* **EXERCISE BRIEF**: If a line in the entries contains the string "unter", include that line in your answer.

* **ENTRIES PROVIDED**:
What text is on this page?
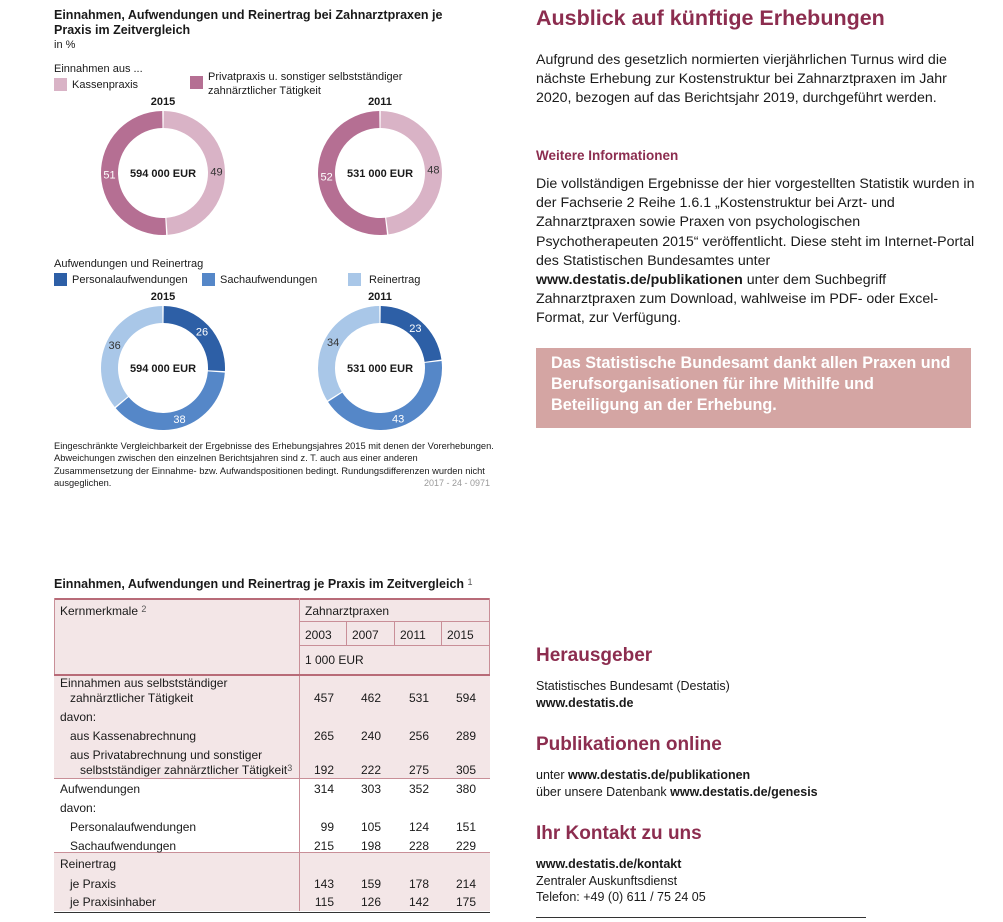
Einnahmen, Aufwendungen und Reinertrag bei Zahnarztpraxen je Praxis im Zeitvergleich
in %
Einnahmen aus ...
Kassenpraxis
Privatpraxis u. sonstiger selbstständiger zahnärztlicher Tätigkeit
Aufwendungen und Reinertrag
Personalaufwendungen	Sachaufwendungen	Reinertrag
2015	2011
2015	2011
49
51 594 000 EUR	48
52 531 000 EUR
26
38
36
594 000 EUR
23
43
34
531 000 EUR
Eingeschränkte Vergleichbarkeit der Ergebnisse des Erhebungsjahres 2015 mit denen der Vorerhebungen. Abweichungen zwischen den einzelnen Berichtsjahren sind z. T. auch aus einer anderen Zusammensetzung der Einnahme- bzw. Aufwandspositionen bedingt. Rundungsdifferenzen wurden nicht ausgeglichen.	2017 - 24 - 0971
Ausblick auf künftige Erhebungen
Aufgrund des gesetzlich normierten vierjährlichen Turnus wird die nächste Erhebung zur Kostenstruktur bei Zahnarztpraxen im Jahr 2020, bezogen auf das Berichtsjahr 2019, durchgeführt werden.
Weitere Informationen
Die vollständigen Ergebnisse der hier vorgestellten Statistik wurden in der Fachserie 2 Reihe 1.6.1 „Kostenstruktur bei Arzt- und Zahnarztpraxen sowie Praxen von psychologischen Psychotherapeuten 2015“ veröffentlicht. Diese steht im Internet-Portal des Statistischen Bundesamtes unter www.destatis.de/publikationen unter dem Suchbegriff Zahnarztpraxen zum Download, wahlweise im PDF- oder Excel-Format, zur Verfügung.
Das Statistische Bundesamt dankt allen Praxen und Berufsorganisationen für ihre Mithilfe und Beteiligung an der Erhebung.
Herausgeber
Statistisches Bundesamt (Destatis)
www.destatis.de
Publikationen online
unter www.destatis.de/publikationen
über unsere Datenbank www.destatis.de/genesis
Ihr Kontakt zu uns
www.destatis.de/kontakt
Zentraler Auskunftsdienst
Telefon: +49 (0) 611 / 75 24 05
Einnahmen, Aufwendungen und Reinertrag je Praxis im Zeitvergleich $^1$
Kernmerkmale $^2$	Zahnarztpraxen
2003 2007 2011 2015
1 000 EUR
Einnahmen aus selbstständiger
zahnärztlicher Tätigkeit	457	462	531	594
davon:
aus Kassenabrechnung	265	240	256	289
aus Privatabrechnung und sonstiger
selbstständiger zahnärztlicher Tätigkeit$^3$	192	222	275	305
Aufwendungen	314	303	352	380
davon:
Personalaufwendungen	99	105	124	151
Sachaufwendungen	215	198	228	229
Reinertrag
je Praxis	143	159	178	214
je Praxisinhaber	115	126	142	175
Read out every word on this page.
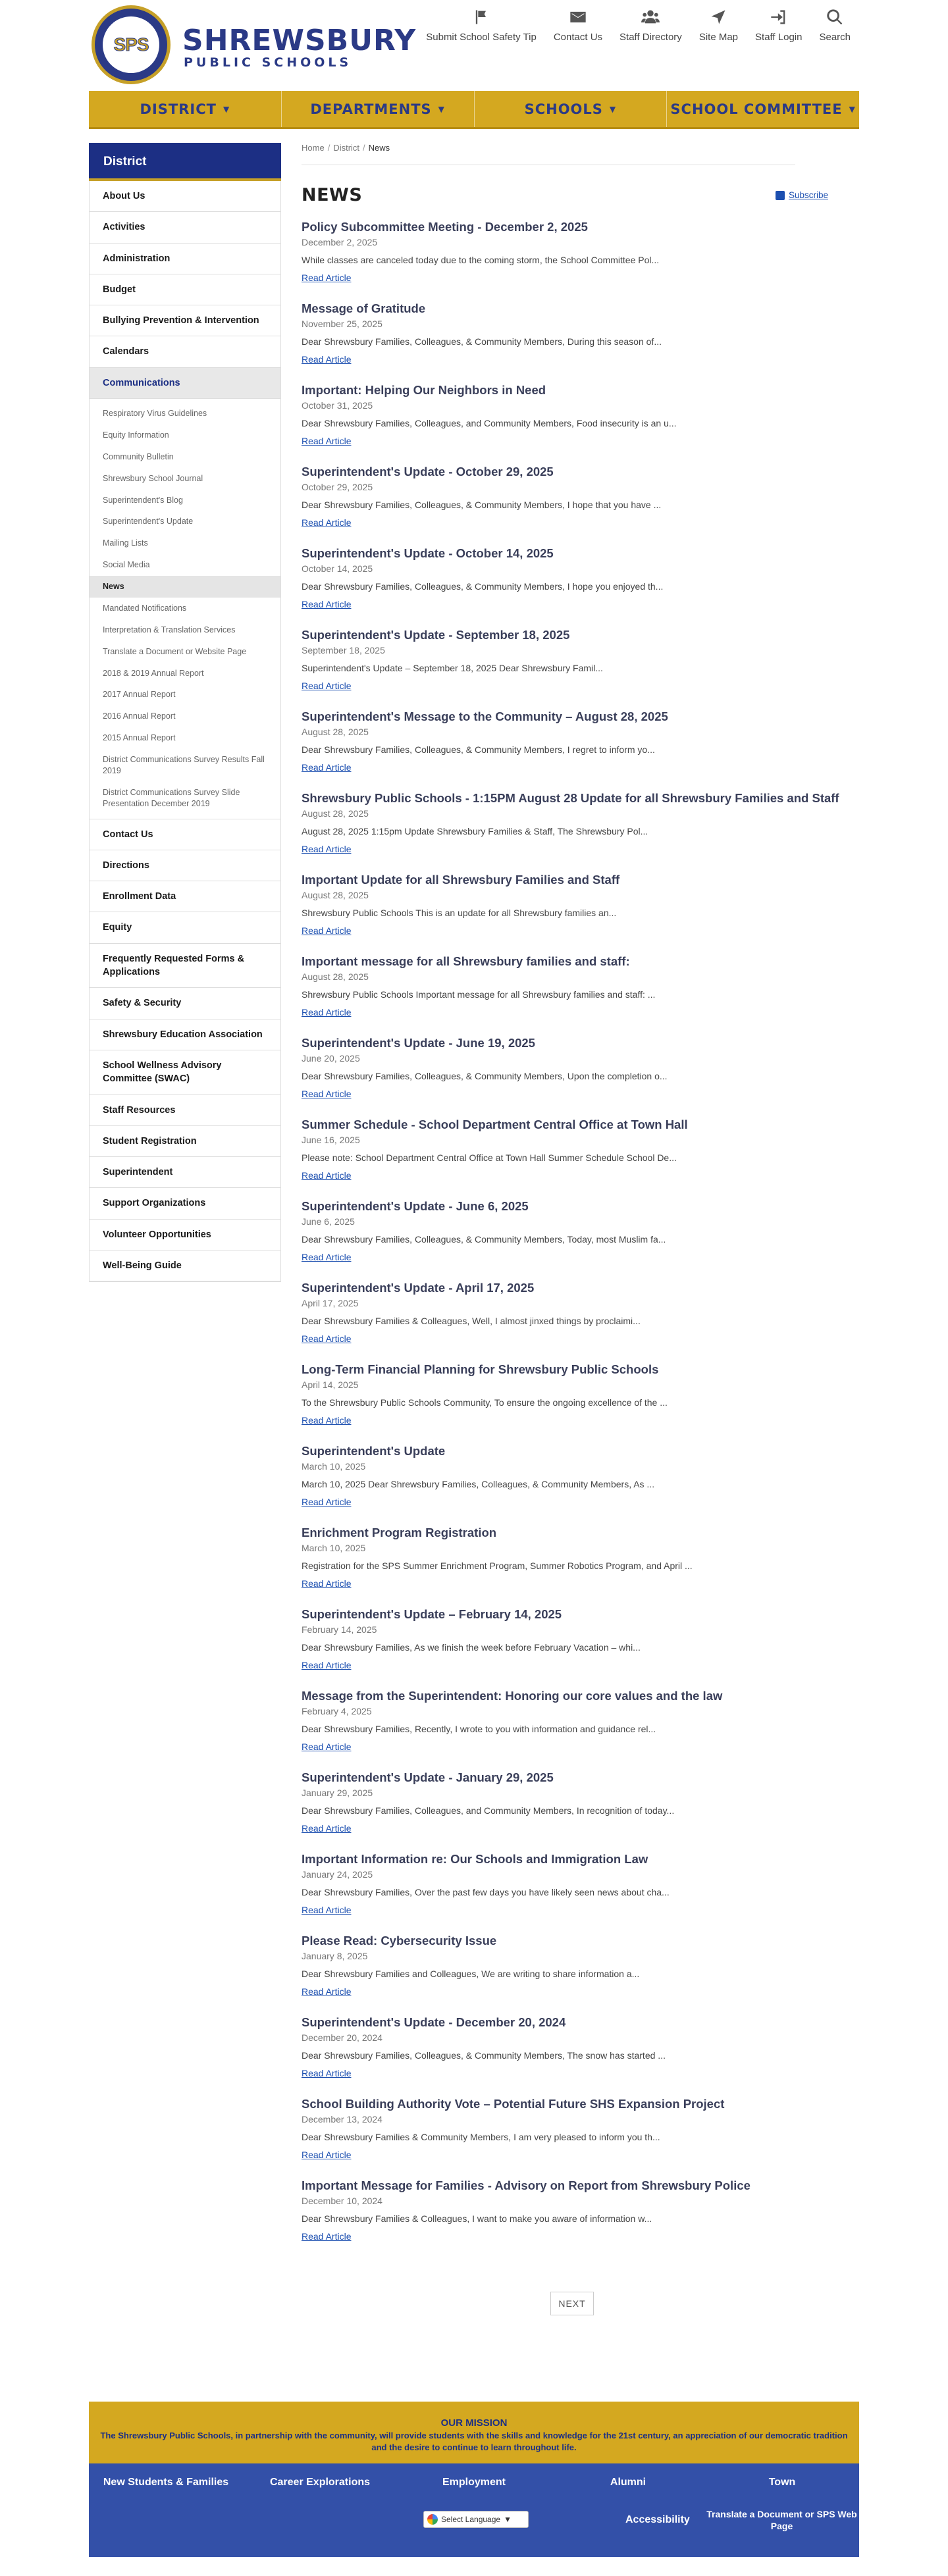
SPS SHREWSBURY
PUBLIC SCHOOLS
Submit School Safety Tip Contact Us Staff Directory Site Map Staff Login Search
DISTRICT ▼	DEPARTMENTS ▼	SCHOOLS ▼	SCHOOL COMMITTEE ▼
District
About Us
Activities
Administration
Budget
Bullying Prevention & Intervention
Calendars
Communications
Respiratory Virus Guidelines
Equity Information
Community Bulletin
Shrewsbury School Journal
Superintendent's Blog
Superintendent's Update
Mailing Lists
Social Media
News
Mandated Notifications
Interpretation & Translation Services
Translate a Document or Website Page
2018 & 2019 Annual Report
2017 Annual Report
2016 Annual Report
2015 Annual Report
District Communications Survey Results Fall 2019
District Communications Survey Slide Presentation December 2019
Contact Us
Directions
Enrollment Data
Equity
Frequently Requested Forms & Applications
Safety & Security
Shrewsbury Education Association
School Wellness Advisory Committee (SWAC)
Staff Resources
Student Registration
Superintendent
Support Organizations
Volunteer Opportunities
Well-Being Guide
Home / District / News
NEWS	Subscribe
Policy Subcommittee Meeting - December 2, 2025
December 2, 2025
While classes are canceled today due to the coming storm, the School Committee Pol...
Read Article
Message of Gratitude
November 25, 2025
Dear Shrewsbury Families, Colleagues, & Community Members, During this season of...
Read Article
Important: Helping Our Neighbors in Need
October 31, 2025
Dear Shrewsbury Families, Colleagues, and Community Members, Food insecurity is an u...
Read Article
Superintendent's Update - October 29, 2025
October 29, 2025
Dear Shrewsbury Families, Colleagues, & Community Members, I hope that you have ...
Read Article
Superintendent's Update - October 14, 2025
October 14, 2025
Dear Shrewsbury Families, Colleagues, & Community Members, I hope you enjoyed th...
Read Article
Superintendent's Update - September 18, 2025
September 18, 2025
Superintendent's Update – September 18, 2025 Dear Shrewsbury Famil...
Read Article
Superintendent's Message to the Community – August 28, 2025
August 28, 2025
Dear Shrewsbury Families, Colleagues, & Community Members, I regret to inform yo...
Read Article
Shrewsbury Public Schools - 1:15PM August 28 Update for all Shrewsbury Families and Staff
August 28, 2025
August 28, 2025 1:15pm Update Shrewsbury Families & Staff, The Shrewsbury Pol...
Read Article
Important Update for all Shrewsbury Families and Staff
August 28, 2025
Shrewsbury Public Schools This is an update for all Shrewsbury families an...
Read Article
Important message for all Shrewsbury families and staff:
August 28, 2025
Shrewsbury Public Schools Important message for all Shrewsbury families and staff: ...
Read Article
Superintendent's Update - June 19, 2025
June 20, 2025
Dear Shrewsbury Families, Colleagues, & Community Members, Upon the completion o...
Read Article
Summer Schedule - School Department Central Office at Town Hall
June 16, 2025
Please note: School Department Central Office at Town Hall Summer Schedule School De...
Read Article
Superintendent's Update - June 6, 2025
June 6, 2025
Dear Shrewsbury Families, Colleagues, & Community Members, Today, most Muslim fa...
Read Article
Superintendent's Update - April 17, 2025
April 17, 2025
Dear Shrewsbury Families & Colleagues, Well, I almost jinxed things by proclaimi...
Read Article
Long-Term Financial Planning for Shrewsbury Public Schools
April 14, 2025
To the Shrewsbury Public Schools Community, To ensure the ongoing excellence of the ...
Read Article
Superintendent's Update
March 10, 2025
March 10, 2025 Dear Shrewsbury Families, Colleagues, & Community Members, As ...
Read Article
Enrichment Program Registration
March 10, 2025
Registration for the SPS Summer Enrichment Program, Summer Robotics Program, and April ...
Read Article
Superintendent's Update – February 14, 2025
February 14, 2025
Dear Shrewsbury Families, As we finish the week before February Vacation – whi...
Read Article
Message from the Superintendent: Honoring our core values and the law
February 4, 2025
Dear Shrewsbury Families, Recently, I wrote to you with information and guidance rel...
Read Article
Superintendent's Update - January 29, 2025
January 29, 2025
Dear Shrewsbury Families, Colleagues, and Community Members, In recognition of today...
Read Article
Important Information re: Our Schools and Immigration Law
January 24, 2025
Dear Shrewsbury Families, Over the past few days you have likely seen news about cha...
Read Article
Please Read: Cybersecurity Issue
January 8, 2025
Dear Shrewsbury Families and Colleagues, We are writing to share information a...
Read Article
Superintendent's Update - December 20, 2024
December 20, 2024
Dear Shrewsbury Families, Colleagues, & Community Members, The snow has started ...
Read Article
School Building Authority Vote – Potential Future SHS Expansion Project
December 13, 2024
Dear Shrewsbury Families & Community Members, I am very pleased to inform you th...
Read Article
Important Message for Families - Advisory on Report from Shrewsbury Police
December 10, 2024
Dear Shrewsbury Families & Colleagues, I want to make you aware of information w...
Read Article
NEXT
OUR MISSION
The Shrewsbury Public Schools, in partnership with the community, will provide students with the skills and knowledge for the 21st century, an appreciation of our democratic tradition and the desire to continue to learn throughout life.
New Students & Families	Career Explorations	Employment	Alumni	Town
Select Language ▼	Accessibility Translate a Document or SPS Web Page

* **ANSWER SPACE**:
Die vollständigen Ergebnisse der hier vorgestellten Statistik wurden in der Fachserie 2 Reihe 1.6.1 „Kostenstruktur bei Arzt- und Zahnarztpraxen sowie Praxen von psychologischen Psychotherapeuten 2015“ veröffentlicht. Diese steht im Internet-Portal des Statistischen Bundesamtes unter www.destatis.de/publikationen unter dem Suchbegriff Zahnarztpraxen zum Download, wahlweise im PDF- oder Excel-Format, zur Verfügung.
unter www.destatis.de/publikationen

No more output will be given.